* _Requirements_
Gather all lines containing the string "marker" and copy them out.

****

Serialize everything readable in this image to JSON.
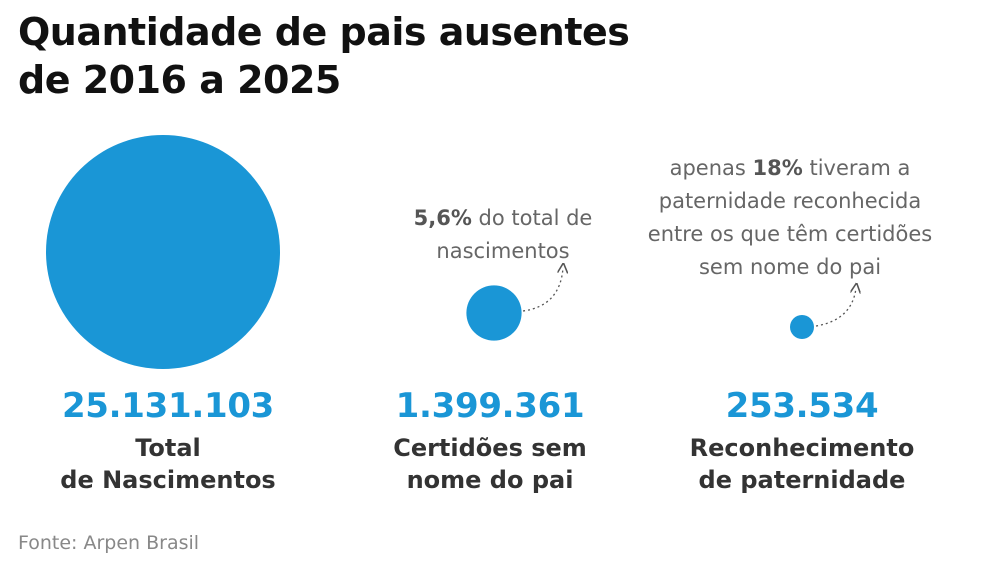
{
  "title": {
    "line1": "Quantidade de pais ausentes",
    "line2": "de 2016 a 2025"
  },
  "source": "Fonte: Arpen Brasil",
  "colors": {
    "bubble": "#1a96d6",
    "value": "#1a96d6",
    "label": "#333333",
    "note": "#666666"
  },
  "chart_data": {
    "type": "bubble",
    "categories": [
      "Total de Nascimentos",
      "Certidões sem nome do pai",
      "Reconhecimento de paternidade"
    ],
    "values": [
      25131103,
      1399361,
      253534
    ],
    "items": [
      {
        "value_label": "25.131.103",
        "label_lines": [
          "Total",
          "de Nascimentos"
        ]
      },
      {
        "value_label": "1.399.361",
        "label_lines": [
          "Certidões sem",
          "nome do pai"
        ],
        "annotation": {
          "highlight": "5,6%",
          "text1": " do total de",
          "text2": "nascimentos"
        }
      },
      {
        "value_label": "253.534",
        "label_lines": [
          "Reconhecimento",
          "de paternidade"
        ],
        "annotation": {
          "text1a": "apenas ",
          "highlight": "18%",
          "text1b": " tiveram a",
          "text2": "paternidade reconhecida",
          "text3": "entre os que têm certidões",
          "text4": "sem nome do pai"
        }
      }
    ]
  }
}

****

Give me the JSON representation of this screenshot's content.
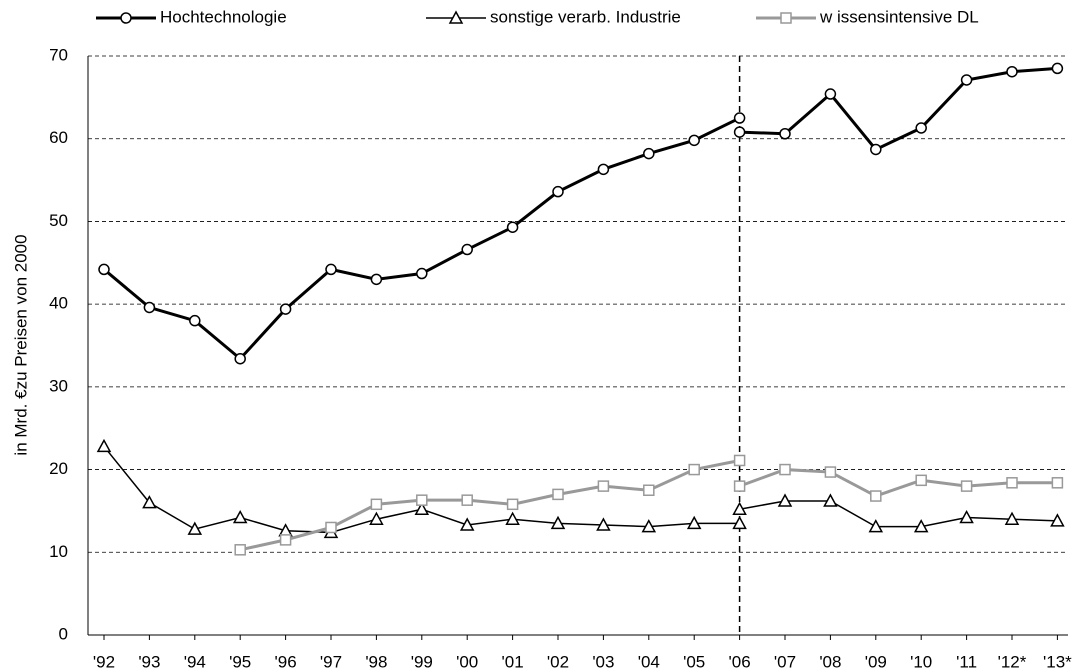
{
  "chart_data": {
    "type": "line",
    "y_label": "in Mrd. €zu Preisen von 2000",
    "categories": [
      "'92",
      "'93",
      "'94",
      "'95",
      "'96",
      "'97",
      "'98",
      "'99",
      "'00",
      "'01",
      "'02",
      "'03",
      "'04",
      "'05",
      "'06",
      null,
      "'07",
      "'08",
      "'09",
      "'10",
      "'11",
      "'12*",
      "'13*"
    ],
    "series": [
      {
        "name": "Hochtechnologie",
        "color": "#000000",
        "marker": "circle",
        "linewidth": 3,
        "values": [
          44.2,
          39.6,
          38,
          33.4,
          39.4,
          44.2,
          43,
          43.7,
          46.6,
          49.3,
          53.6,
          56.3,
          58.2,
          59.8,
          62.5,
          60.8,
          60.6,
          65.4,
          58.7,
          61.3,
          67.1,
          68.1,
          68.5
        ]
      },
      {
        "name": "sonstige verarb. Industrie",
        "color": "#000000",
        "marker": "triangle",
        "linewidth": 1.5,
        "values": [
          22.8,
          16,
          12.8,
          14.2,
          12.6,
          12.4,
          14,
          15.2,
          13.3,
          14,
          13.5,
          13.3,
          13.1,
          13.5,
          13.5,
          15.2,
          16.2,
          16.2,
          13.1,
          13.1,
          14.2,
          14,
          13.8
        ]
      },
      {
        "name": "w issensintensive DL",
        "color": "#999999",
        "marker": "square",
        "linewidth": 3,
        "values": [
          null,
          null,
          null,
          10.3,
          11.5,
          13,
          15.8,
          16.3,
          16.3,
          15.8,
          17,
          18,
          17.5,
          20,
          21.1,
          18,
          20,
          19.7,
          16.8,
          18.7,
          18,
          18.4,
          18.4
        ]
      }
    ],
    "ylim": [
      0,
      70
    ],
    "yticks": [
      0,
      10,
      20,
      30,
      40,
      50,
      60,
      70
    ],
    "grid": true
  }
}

****

* _Output of the task_
        "marker": "circle",
        "marker": "triangle",
        "marker": "square",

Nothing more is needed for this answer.